→ **TASK**
All of the records below should be output exactly.

→ **DATA SUPPLIED**

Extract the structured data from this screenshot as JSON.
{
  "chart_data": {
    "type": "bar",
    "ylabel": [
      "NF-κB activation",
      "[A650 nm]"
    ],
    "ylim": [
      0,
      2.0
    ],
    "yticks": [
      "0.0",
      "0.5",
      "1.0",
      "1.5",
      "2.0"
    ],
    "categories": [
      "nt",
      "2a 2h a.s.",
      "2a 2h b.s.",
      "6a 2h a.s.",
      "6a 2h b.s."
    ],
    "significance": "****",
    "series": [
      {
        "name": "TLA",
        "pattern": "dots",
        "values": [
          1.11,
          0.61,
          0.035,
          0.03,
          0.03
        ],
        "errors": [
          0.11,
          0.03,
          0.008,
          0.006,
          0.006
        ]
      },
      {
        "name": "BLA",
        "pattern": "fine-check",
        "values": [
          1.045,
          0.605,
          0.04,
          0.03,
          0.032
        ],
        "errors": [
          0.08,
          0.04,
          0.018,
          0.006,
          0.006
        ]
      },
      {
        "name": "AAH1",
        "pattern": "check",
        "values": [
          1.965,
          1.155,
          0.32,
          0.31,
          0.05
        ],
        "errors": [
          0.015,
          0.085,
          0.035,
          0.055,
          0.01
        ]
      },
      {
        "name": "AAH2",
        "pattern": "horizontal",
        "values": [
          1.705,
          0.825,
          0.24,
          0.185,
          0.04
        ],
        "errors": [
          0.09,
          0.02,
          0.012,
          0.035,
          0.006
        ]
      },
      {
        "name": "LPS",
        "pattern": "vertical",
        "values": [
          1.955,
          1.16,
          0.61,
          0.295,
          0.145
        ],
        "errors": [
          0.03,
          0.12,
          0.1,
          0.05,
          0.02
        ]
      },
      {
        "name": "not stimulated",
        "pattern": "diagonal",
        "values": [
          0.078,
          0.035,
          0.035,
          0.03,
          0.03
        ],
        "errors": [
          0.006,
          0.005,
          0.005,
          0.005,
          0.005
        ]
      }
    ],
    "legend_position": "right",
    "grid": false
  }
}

→ **FINISHED TASK**
Extract the structured data from this screenshot as JSON.
{
  "chart_data": {
    "type": "bar",
    "ylabel": [
      "NF-κB activation",
      "[A650 nm]"
    ],
    "ylim": [
      0,
      2.0
    ],
    "yticks": [
      "0.0",
      "0.5",
      "1.0",
      "1.5",
      "2.0"
    ],
    "categories": [
      "nt",
      "2a 2h a.s.",
      "2a 2h b.s.",
      "6a 2h a.s.",
      "6a 2h b.s."
    ],
    "significance": "****",
    "series": [
      {
        "name": "TLA",
        "pattern": "dots",
        "values": [
          1.11,
          0.61,
          0.035,
          0.03,
          0.03
        ],
        "errors": [
          0.11,
          0.03,
          0.008,
          0.006,
          0.006
        ]
      },
      {
        "name": "BLA",
        "pattern": "fine-check",
        "values": [
          1.045,
          0.605,
          0.04,
          0.03,
          0.032
        ],
        "errors": [
          0.08,
          0.04,
          0.018,
          0.006,
          0.006
        ]
      },
      {
        "name": "AAH1",
        "pattern": "check",
        "values": [
          1.965,
          1.155,
          0.32,
          0.31,
          0.05
        ],
        "errors": [
          0.015,
          0.085,
          0.035,
          0.055,
          0.01
        ]
      },
      {
        "name": "AAH2",
        "pattern": "horizontal",
        "values": [
          1.705,
          0.825,
          0.24,
          0.185,
          0.04
        ],
        "errors": [
          0.09,
          0.02,
          0.012,
          0.035,
          0.006
        ]
      },
      {
        "name": "LPS",
        "pattern": "vertical",
        "values": [
          1.955,
          1.16,
          0.61,
          0.295,
          0.145
        ],
        "errors": [
          0.03,
          0.12,
          0.1,
          0.05,
          0.02
        ]
      },
      {
        "name": "not stimulated",
        "pattern": "diagonal",
        "values": [
          0.078,
          0.035,
          0.035,
          0.03,
          0.03
        ],
        "errors": [
          0.006,
          0.005,
          0.005,
          0.005,
          0.005
        ]
      }
    ],
    "legend_position": "right",
    "grid": false
  }
}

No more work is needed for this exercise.